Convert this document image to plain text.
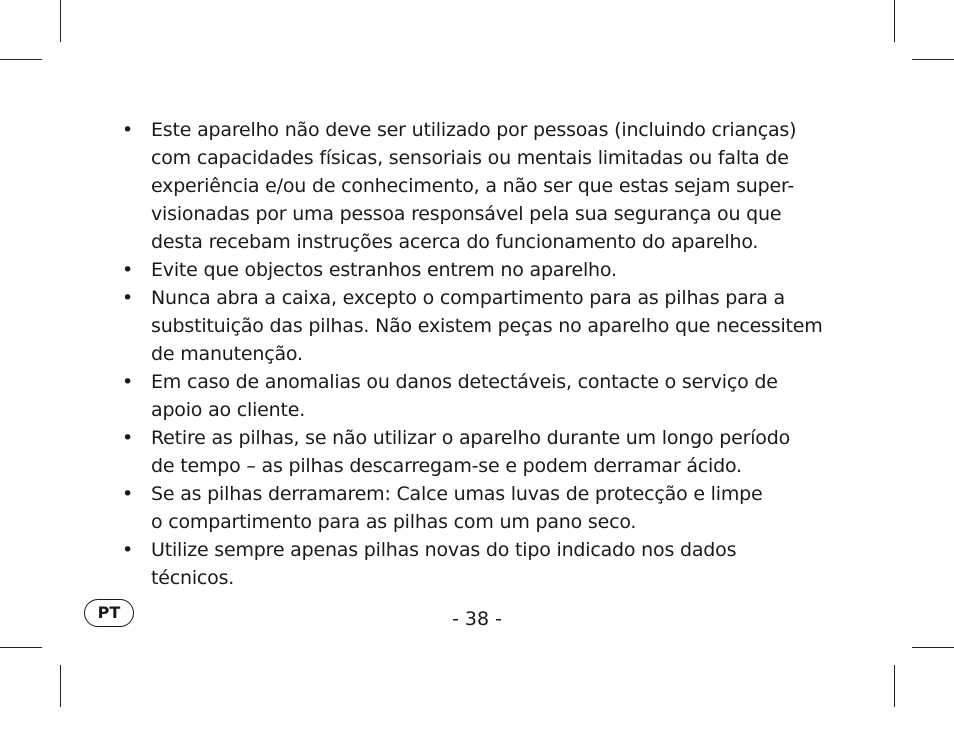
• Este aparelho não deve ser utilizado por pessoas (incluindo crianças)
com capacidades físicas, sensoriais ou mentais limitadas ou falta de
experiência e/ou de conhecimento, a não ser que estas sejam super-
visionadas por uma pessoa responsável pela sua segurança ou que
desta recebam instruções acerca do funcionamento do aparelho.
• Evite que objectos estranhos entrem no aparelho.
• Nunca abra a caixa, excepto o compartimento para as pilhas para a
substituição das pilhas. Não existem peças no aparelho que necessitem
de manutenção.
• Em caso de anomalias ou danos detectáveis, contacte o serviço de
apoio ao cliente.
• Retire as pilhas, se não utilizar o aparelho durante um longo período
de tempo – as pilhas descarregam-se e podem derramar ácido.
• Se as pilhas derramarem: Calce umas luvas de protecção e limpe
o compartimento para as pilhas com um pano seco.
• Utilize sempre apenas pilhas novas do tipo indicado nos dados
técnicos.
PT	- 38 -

********************

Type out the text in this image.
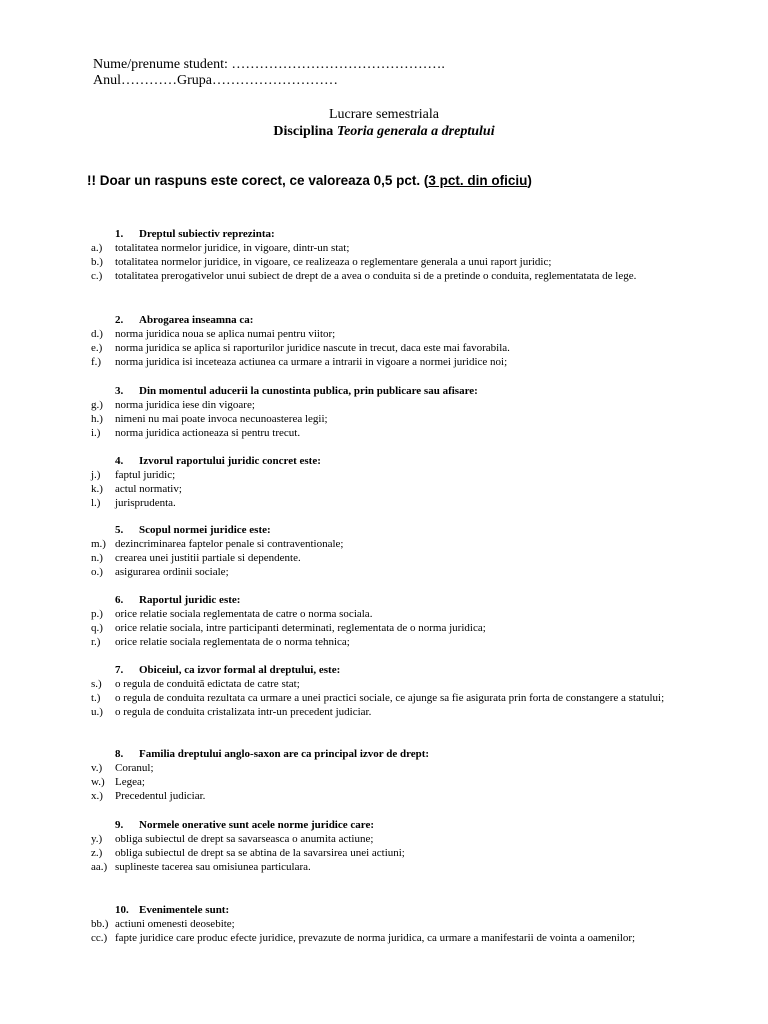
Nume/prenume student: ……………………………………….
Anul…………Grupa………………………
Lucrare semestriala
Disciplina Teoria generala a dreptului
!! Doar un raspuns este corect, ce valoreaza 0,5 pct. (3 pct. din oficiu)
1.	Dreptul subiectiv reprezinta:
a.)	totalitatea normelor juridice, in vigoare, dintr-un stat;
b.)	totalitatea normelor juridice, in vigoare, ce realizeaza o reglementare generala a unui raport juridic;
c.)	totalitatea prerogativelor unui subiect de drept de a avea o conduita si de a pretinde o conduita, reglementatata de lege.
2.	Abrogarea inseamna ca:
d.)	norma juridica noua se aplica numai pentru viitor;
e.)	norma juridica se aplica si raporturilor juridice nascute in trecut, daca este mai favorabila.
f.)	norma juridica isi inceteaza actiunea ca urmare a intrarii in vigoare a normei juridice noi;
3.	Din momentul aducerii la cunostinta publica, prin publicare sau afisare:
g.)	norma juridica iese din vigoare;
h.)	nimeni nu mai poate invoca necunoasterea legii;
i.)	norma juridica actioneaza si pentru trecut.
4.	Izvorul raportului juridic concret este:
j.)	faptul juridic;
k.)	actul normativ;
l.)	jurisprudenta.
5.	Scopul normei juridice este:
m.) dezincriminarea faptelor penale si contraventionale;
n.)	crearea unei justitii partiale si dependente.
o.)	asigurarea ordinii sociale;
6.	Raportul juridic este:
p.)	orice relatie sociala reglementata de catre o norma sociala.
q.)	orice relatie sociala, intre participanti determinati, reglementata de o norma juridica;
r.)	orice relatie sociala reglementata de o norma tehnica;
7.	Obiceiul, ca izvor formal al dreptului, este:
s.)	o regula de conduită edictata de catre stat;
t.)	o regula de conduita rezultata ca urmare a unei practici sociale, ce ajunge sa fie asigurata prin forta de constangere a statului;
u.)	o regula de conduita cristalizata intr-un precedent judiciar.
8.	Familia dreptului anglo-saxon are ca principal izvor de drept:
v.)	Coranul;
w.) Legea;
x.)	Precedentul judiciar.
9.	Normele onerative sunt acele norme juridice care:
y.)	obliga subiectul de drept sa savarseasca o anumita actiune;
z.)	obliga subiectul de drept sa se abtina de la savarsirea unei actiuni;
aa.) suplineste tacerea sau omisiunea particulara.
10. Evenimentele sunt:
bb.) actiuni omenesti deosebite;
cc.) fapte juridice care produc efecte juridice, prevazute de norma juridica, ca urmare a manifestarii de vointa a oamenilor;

********************

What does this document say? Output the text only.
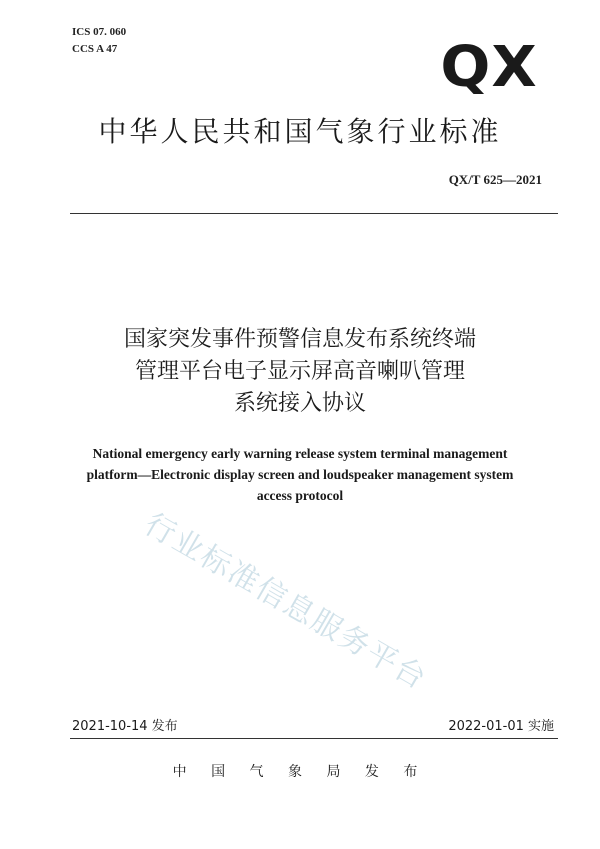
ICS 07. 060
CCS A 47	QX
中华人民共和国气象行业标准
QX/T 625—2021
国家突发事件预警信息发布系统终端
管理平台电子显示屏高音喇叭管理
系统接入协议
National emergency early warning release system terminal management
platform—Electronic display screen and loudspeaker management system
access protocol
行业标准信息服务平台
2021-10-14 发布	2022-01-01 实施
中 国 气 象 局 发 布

********************

_WHAT THE EXERCISE ASKS_
Copy each line of the entries that includes the word "catre".

_RESULT OF THE EXERCISE_
p.)	orice relatie sociala reglementata de catre o norma sociala.
s.)	o regula de conduită edictata de catre stat;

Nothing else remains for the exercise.